EXERCISE BRIEF: Reproduce the material word for word; the images stay out.

[begin EXERCISE INPUT]

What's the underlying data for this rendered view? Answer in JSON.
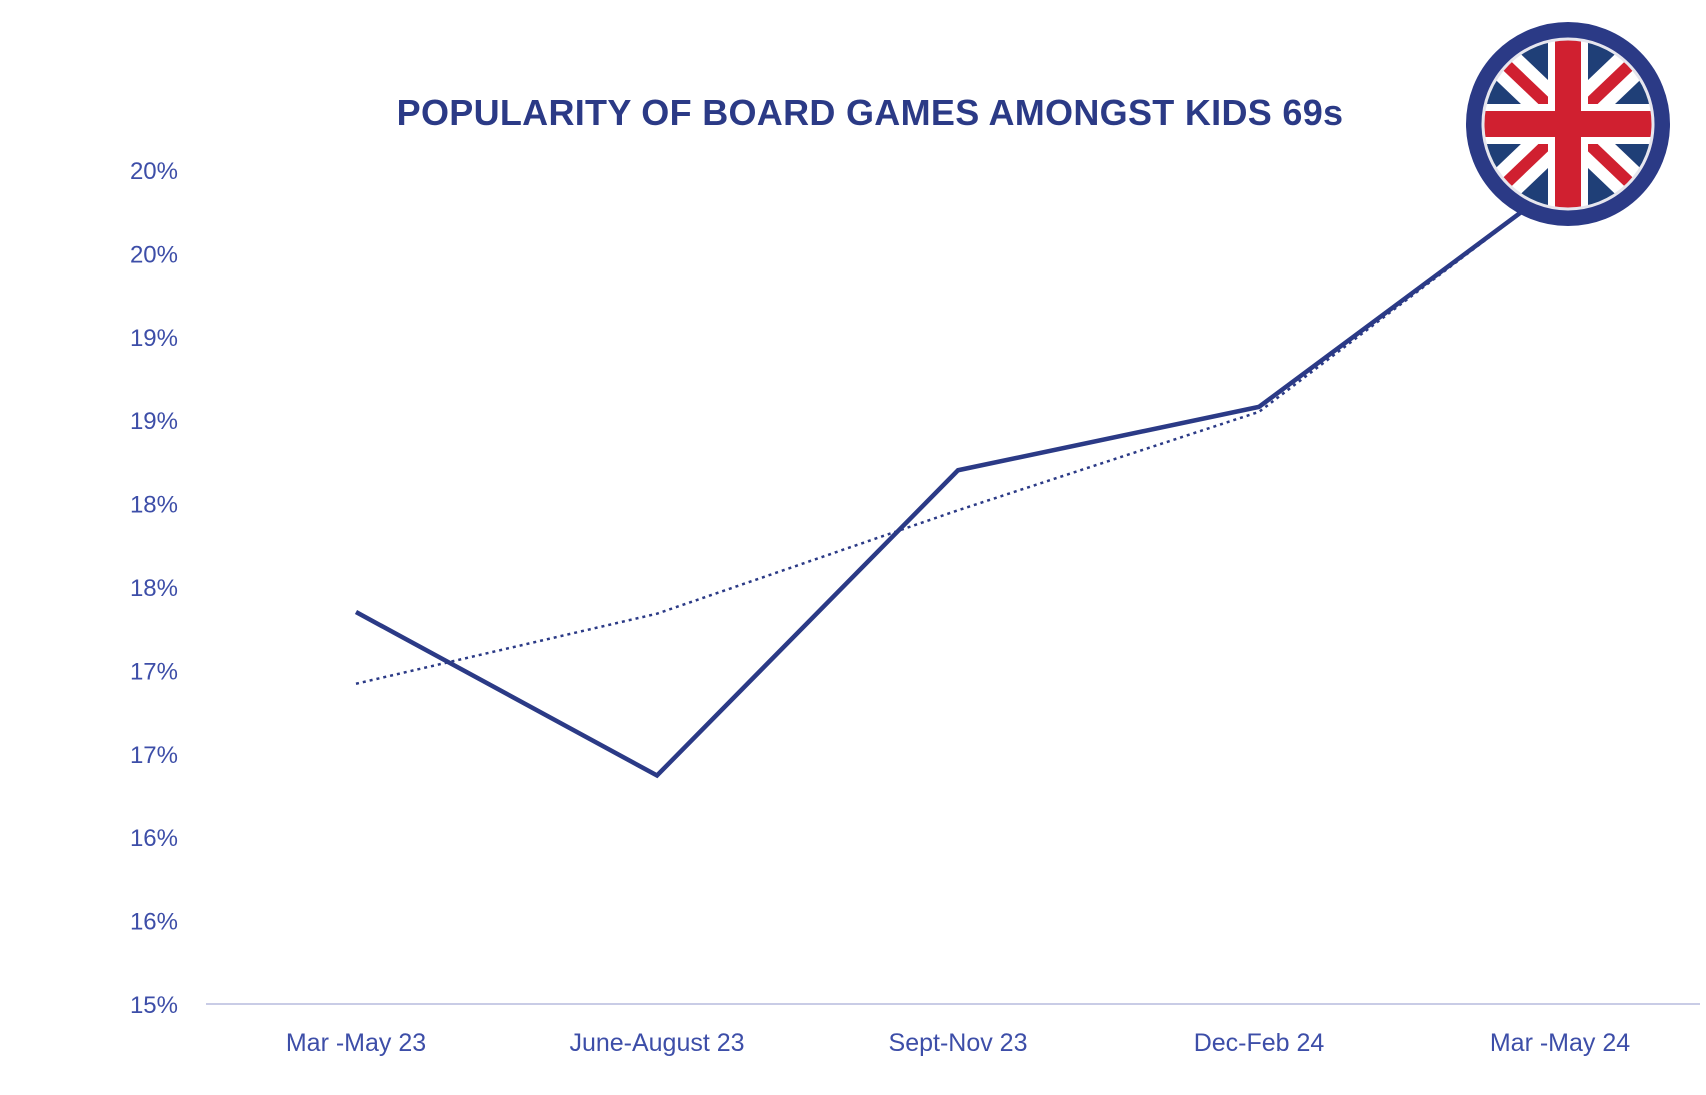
{
  "chart_data": {
    "type": "line",
    "title": "POPULARITY OF BOARD GAMES AMONGST KIDS 69s",
    "xlabel": "",
    "ylabel": "",
    "categories": [
      "Mar -May 23",
      "June-August 23",
      "Sept-Nov 23",
      "Dec-Feb 24",
      "Mar -May 24"
    ],
    "y_tick_labels": [
      "20%",
      "20%",
      "19%",
      "19%",
      "18%",
      "18%",
      "17%",
      "17%",
      "16%",
      "16%",
      "15%"
    ],
    "ylim": [
      15,
      20
    ],
    "series": [
      {
        "values": [
          17.35,
          16.37,
          18.2,
          18.58,
          19.92
        ],
        "style": "solid",
        "color": "#2b3a86"
      },
      {
        "values": [
          16.92,
          17.34,
          17.96,
          18.55,
          19.92
        ],
        "style": "dotted",
        "color": "#2b3a86"
      }
    ],
    "trendline": "linear",
    "grid": false,
    "legend": "none",
    "colors": {
      "text": "#3d4ea8",
      "title": "#2b3a86",
      "line": "#2b3a86",
      "axis": "#c9cce6"
    }
  },
  "flag": {
    "icon": "uk-flag-badge-icon",
    "ring_color": "#2b3a86",
    "red": "#d02030",
    "blue": "#1f3f77"
  }
}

[end EXERCISE INPUT]

SOLUTION FOR THIS EXERCISE:
What's the underlying data for this rendered view? Answer in JSON.
{
  "chart_data": {
    "type": "line",
    "title": "POPULARITY OF BOARD GAMES AMONGST KIDS 69s",
    "xlabel": "",
    "ylabel": "",
    "categories": [
      "Mar -May 23",
      "June-August 23",
      "Sept-Nov 23",
      "Dec-Feb 24",
      "Mar -May 24"
    ],
    "y_tick_labels": [
      "20%",
      "20%",
      "19%",
      "19%",
      "18%",
      "18%",
      "17%",
      "17%",
      "16%",
      "16%",
      "15%"
    ],
    "ylim": [
      15,
      20
    ],
    "series": [
      {
        "values": [
          17.35,
          16.37,
          18.2,
          18.58,
          19.92
        ],
        "style": "solid",
        "color": "#2b3a86"
      },
      {
        "values": [
          16.92,
          17.34,
          17.96,
          18.55,
          19.92
        ],
        "style": "dotted",
        "color": "#2b3a86"
      }
    ],
    "trendline": "linear",
    "grid": false,
    "legend": "none",
    "colors": {
      "text": "#3d4ea8",
      "title": "#2b3a86",
      "line": "#2b3a86",
      "axis": "#c9cce6"
    }
  },
  "flag": {
    "icon": "uk-flag-badge-icon",
    "ring_color": "#2b3a86",
    "red": "#d02030",
    "blue": "#1f3f77"
  }
}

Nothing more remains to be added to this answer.